··· Data to use
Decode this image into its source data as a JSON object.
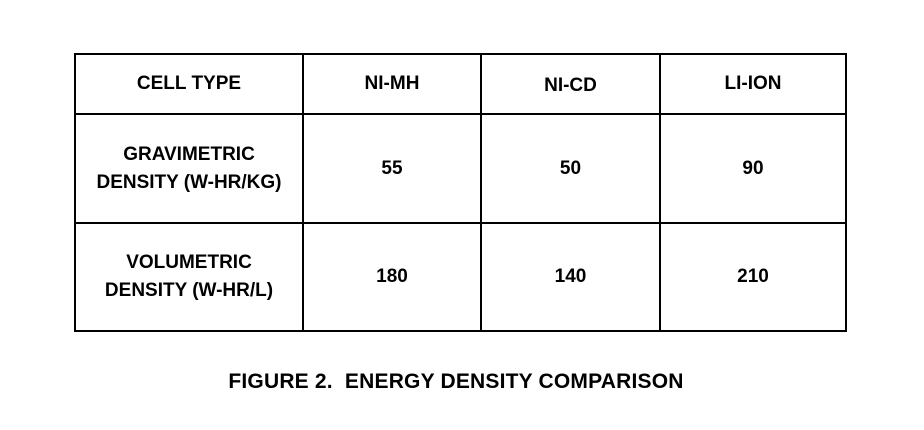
{
  "table": {
    "header": {
      "row_label": "CELL TYPE",
      "columns": [
        "NI-MH",
        "NI-CD",
        "LI-ION"
      ]
    },
    "rows": [
      {
        "label_line1": "GRAVIMETRIC",
        "label_line2": "DENSITY (W-HR/KG)",
        "values": [
          "55",
          "50",
          "90"
        ]
      },
      {
        "label_line1": "VOLUMETRIC",
        "label_line2": "DENSITY (W-HR/L)",
        "values": [
          "180",
          "140",
          "210"
        ]
      }
    ]
  },
  "caption": "FIGURE 2.  ENERGY DENSITY COMPARISON"
}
······
§ **Exercise**: Of all the lines above, how many contain the word "DENSITY"? Answer with only the number.

§ **Reply to the exercise**: 3